Print every entry exactly as written.
··· LISTED ENTRIES
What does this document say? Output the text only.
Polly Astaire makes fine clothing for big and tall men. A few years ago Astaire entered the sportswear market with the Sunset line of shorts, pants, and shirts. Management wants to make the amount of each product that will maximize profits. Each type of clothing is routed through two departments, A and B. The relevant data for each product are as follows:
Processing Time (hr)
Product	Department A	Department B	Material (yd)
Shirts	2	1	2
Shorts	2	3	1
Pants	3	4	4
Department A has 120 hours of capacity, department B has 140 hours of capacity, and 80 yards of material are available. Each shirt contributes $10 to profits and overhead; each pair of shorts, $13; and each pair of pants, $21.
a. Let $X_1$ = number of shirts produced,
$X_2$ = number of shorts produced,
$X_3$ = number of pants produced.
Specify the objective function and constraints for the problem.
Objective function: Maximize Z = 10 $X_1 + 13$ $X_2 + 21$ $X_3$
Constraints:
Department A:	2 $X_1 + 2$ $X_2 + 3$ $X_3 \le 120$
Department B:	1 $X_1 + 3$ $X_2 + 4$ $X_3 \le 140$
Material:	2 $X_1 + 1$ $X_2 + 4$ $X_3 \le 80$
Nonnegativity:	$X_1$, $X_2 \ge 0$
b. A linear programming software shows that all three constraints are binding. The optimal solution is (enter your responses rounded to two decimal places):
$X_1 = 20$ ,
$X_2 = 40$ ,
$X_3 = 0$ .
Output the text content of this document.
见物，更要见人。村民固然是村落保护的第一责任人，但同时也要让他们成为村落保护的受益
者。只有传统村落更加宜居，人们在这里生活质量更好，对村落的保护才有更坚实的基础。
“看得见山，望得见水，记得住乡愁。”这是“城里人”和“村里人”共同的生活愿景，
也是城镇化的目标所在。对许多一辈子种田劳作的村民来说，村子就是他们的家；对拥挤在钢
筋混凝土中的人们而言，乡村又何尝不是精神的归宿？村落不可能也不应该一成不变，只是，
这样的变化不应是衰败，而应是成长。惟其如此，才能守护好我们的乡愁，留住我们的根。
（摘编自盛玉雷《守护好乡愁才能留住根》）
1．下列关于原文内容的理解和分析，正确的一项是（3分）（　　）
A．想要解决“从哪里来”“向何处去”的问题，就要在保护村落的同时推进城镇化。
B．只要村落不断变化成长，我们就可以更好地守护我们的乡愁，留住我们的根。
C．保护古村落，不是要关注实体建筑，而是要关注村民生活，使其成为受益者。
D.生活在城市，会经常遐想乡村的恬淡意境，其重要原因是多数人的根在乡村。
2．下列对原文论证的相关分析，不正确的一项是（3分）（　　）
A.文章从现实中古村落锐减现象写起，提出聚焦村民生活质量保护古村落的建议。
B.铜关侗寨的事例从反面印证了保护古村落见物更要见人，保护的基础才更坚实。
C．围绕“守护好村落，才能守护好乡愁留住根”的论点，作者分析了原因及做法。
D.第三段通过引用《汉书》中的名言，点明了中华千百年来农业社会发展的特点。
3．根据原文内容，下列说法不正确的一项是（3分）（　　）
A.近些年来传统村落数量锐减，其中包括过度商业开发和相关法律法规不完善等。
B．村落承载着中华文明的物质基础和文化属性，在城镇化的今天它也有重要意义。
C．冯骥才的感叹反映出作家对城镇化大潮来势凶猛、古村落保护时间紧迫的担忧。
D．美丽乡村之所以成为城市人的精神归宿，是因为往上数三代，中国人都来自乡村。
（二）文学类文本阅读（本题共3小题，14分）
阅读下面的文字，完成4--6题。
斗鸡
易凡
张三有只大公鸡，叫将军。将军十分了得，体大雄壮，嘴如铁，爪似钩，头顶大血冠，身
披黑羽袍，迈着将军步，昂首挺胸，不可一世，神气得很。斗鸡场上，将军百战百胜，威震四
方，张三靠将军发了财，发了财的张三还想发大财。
······
COMPLETE ANSWER ▸
What does this document say? Output the text only.
Polly Astaire makes fine clothing for big and tall men. A few years ago Astaire entered the sportswear market with the Sunset line of shorts, pants, and shirts. Management wants to make the amount of each product that will maximize profits. Each type of clothing is routed through two departments, A and B. The relevant data for each product are as follows:
Processing Time (hr)
Product	Department A	Department B	Material (yd)
Shirts	2	1	2
Shorts	2	3	1
Pants	3	4	4
Department A has 120 hours of capacity, department B has 140 hours of capacity, and 80 yards of material are available. Each shirt contributes $10 to profits and overhead; each pair of shorts, $13; and each pair of pants, $21.
a. Let $X_1$ = number of shirts produced,
$X_2$ = number of shorts produced,
$X_3$ = number of pants produced.
Specify the objective function and constraints for the problem.
Objective function: Maximize Z = 10 $X_1 + 13$ $X_2 + 21$ $X_3$
Constraints:
Department A:	2 $X_1 + 2$ $X_2 + 3$ $X_3 \le 120$
Department B:	1 $X_1 + 3$ $X_2 + 4$ $X_3 \le 140$
Material:	2 $X_1 + 1$ $X_2 + 4$ $X_3 \le 80$
Nonnegativity:	$X_1$, $X_2 \ge 0$
b. A linear programming software shows that all three constraints are binding. The optimal solution is (enter your responses rounded to two decimal places):
$X_1 = 20$ ,
$X_2 = 40$ ,
$X_3 = 0$ .
Output the text content of this document.
见物，更要见人。村民固然是村落保护的第一责任人，但同时也要让他们成为村落保护的受益
者。只有传统村落更加宜居，人们在这里生活质量更好，对村落的保护才有更坚实的基础。
“看得见山，望得见水，记得住乡愁。”这是“城里人”和“村里人”共同的生活愿景，
也是城镇化的目标所在。对许多一辈子种田劳作的村民来说，村子就是他们的家；对拥挤在钢
筋混凝土中的人们而言，乡村又何尝不是精神的归宿？村落不可能也不应该一成不变，只是，
这样的变化不应是衰败，而应是成长。惟其如此，才能守护好我们的乡愁，留住我们的根。
（摘编自盛玉雷《守护好乡愁才能留住根》）
1．下列关于原文内容的理解和分析，正确的一项是（3分）（　　）
A．想要解决“从哪里来”“向何处去”的问题，就要在保护村落的同时推进城镇化。
B．只要村落不断变化成长，我们就可以更好地守护我们的乡愁，留住我们的根。
C．保护古村落，不是要关注实体建筑，而是要关注村民生活，使其成为受益者。
D.生活在城市，会经常遐想乡村的恬淡意境，其重要原因是多数人的根在乡村。
2．下列对原文论证的相关分析，不正确的一项是（3分）（　　）
A.文章从现实中古村落锐减现象写起，提出聚焦村民生活质量保护古村落的建议。
B.铜关侗寨的事例从反面印证了保护古村落见物更要见人，保护的基础才更坚实。
C．围绕“守护好村落，才能守护好乡愁留住根”的论点，作者分析了原因及做法。
D.第三段通过引用《汉书》中的名言，点明了中华千百年来农业社会发展的特点。
3．根据原文内容，下列说法不正确的一项是（3分）（　　）
A.近些年来传统村落数量锐减，其中包括过度商业开发和相关法律法规不完善等。
B．村落承载着中华文明的物质基础和文化属性，在城镇化的今天它也有重要意义。
C．冯骥才的感叹反映出作家对城镇化大潮来势凶猛、古村落保护时间紧迫的担忧。
D．美丽乡村之所以成为城市人的精神归宿，是因为往上数三代，中国人都来自乡村。
（二）文学类文本阅读（本题共3小题，14分）
阅读下面的文字，完成4--6题。
斗鸡
易凡
张三有只大公鸡，叫将军。将军十分了得，体大雄壮，嘴如铁，爪似钩，头顶大血冠，身
披黑羽袍，迈着将军步，昂首挺胸，不可一世，神气得很。斗鸡场上，将军百战百胜，威震四
方，张三靠将军发了财，发了财的张三还想发大财。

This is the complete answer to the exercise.